- **GOAL OF THE EXERCISE**:
Pull out every line in the items below that contains the string "legend", and copy each one.

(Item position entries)
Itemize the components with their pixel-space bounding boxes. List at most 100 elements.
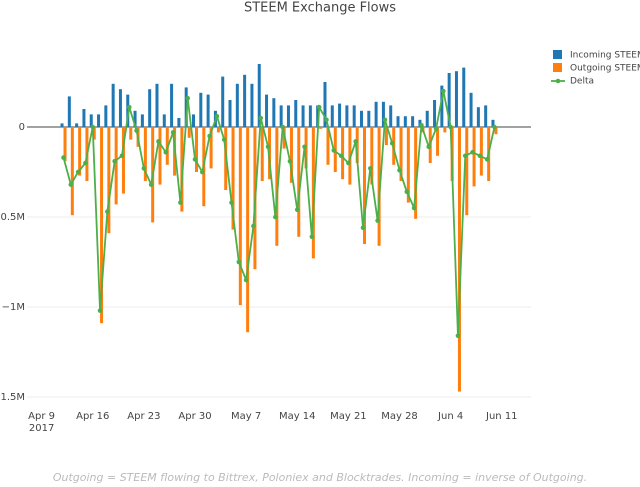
x-tick-label: Apr 16 bbox=[76, 411, 110, 422]
bar bbox=[78, 127, 82, 176]
bar bbox=[311, 127, 315, 259]
bar bbox=[319, 127, 323, 129]
bar bbox=[323, 82, 327, 127]
marker bbox=[368, 166, 373, 171]
bar bbox=[275, 127, 279, 246]
marker bbox=[324, 117, 329, 123]
bar bbox=[425, 110, 429, 127]
bar bbox=[75, 123, 79, 127]
bar bbox=[377, 127, 381, 246]
bar bbox=[114, 127, 118, 205]
bar bbox=[326, 127, 330, 165]
bar bbox=[355, 127, 359, 163]
bar bbox=[60, 123, 64, 127]
bar bbox=[374, 101, 378, 127]
marker bbox=[419, 122, 424, 128]
bar bbox=[199, 92, 203, 127]
bar bbox=[406, 127, 410, 203]
marker bbox=[148, 182, 154, 187]
marker bbox=[170, 130, 176, 135]
bar bbox=[494, 127, 498, 135]
x-tick-label: Jun 11 bbox=[486, 411, 518, 422]
legend-marker bbox=[555, 78, 561, 84]
bar bbox=[126, 94, 130, 127]
marker bbox=[309, 234, 315, 240]
bar bbox=[484, 105, 488, 127]
marker bbox=[61, 155, 66, 160]
x-tick-label: May 7 bbox=[231, 411, 262, 422]
marker bbox=[273, 214, 278, 220]
marker bbox=[353, 139, 358, 144]
x-tick-label: Apr 23 bbox=[127, 411, 161, 422]
marker bbox=[455, 333, 461, 339]
bar bbox=[195, 127, 198, 172]
marker bbox=[382, 117, 388, 123]
bar bbox=[272, 98, 276, 127]
bar bbox=[265, 94, 269, 127]
marker bbox=[389, 140, 395, 146]
bar bbox=[231, 127, 235, 230]
legend-label: Delta bbox=[570, 77, 594, 87]
bar bbox=[133, 110, 137, 127]
bar bbox=[209, 127, 213, 169]
marker bbox=[462, 153, 468, 159]
marker bbox=[338, 153, 344, 159]
marker bbox=[302, 144, 307, 150]
bar bbox=[67, 96, 71, 127]
bar bbox=[403, 116, 407, 127]
legend-label: Outgoing STEEM bbox=[570, 64, 640, 74]
bar bbox=[286, 105, 290, 127]
marker bbox=[316, 104, 322, 110]
marker bbox=[287, 158, 293, 164]
marker bbox=[75, 169, 81, 175]
marker bbox=[294, 207, 300, 213]
bar bbox=[411, 116, 415, 127]
bar bbox=[140, 114, 144, 127]
bar bbox=[260, 127, 264, 181]
marker bbox=[331, 148, 337, 153]
bar bbox=[192, 114, 195, 127]
marker bbox=[126, 104, 132, 110]
bar bbox=[440, 85, 444, 127]
marker bbox=[221, 137, 227, 142]
marker bbox=[119, 153, 125, 159]
bar bbox=[330, 105, 334, 127]
marker bbox=[200, 169, 205, 175]
bar bbox=[294, 100, 298, 127]
marker bbox=[192, 157, 198, 162]
marker bbox=[97, 308, 103, 313]
bar bbox=[308, 105, 312, 127]
line bbox=[62, 90, 496, 336]
x-tick-label: Jun 4 bbox=[438, 411, 464, 422]
marker bbox=[178, 200, 183, 205]
bar bbox=[433, 100, 437, 127]
bar bbox=[457, 127, 461, 392]
bar bbox=[97, 114, 101, 127]
bar bbox=[155, 83, 159, 127]
bar bbox=[469, 92, 473, 127]
marker bbox=[105, 209, 110, 214]
bar bbox=[143, 127, 147, 181]
marker bbox=[433, 126, 439, 132]
marker bbox=[404, 189, 410, 195]
marker bbox=[470, 149, 475, 155]
bar bbox=[462, 67, 466, 127]
bar bbox=[104, 105, 108, 127]
marker bbox=[141, 166, 147, 171]
bar bbox=[301, 105, 305, 127]
marker bbox=[426, 144, 432, 150]
y-tick-label: 0 bbox=[19, 122, 25, 133]
marker bbox=[214, 113, 220, 119]
bar bbox=[118, 89, 122, 127]
marker bbox=[156, 139, 161, 144]
bar bbox=[447, 73, 451, 127]
bar bbox=[363, 127, 366, 244]
bar bbox=[158, 127, 162, 185]
bar bbox=[170, 83, 174, 127]
marker bbox=[258, 115, 264, 121]
marker bbox=[492, 124, 497, 130]
y-tick-label: −0.5M bbox=[0, 212, 25, 223]
bar bbox=[479, 127, 483, 176]
bar bbox=[289, 127, 293, 183]
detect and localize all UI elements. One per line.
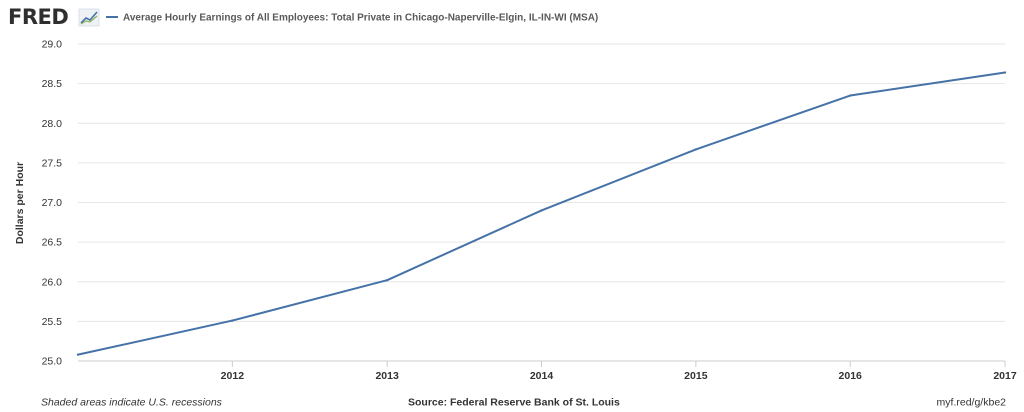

- **RESULT OF THIS EXERCISE**:
legend-marker bbox=[555, 78, 561, 84]
legend-label: Delta bbox=[570, 77, 594, 87]
legend-label: Outgoing STEEM bbox=[570, 64, 640, 74]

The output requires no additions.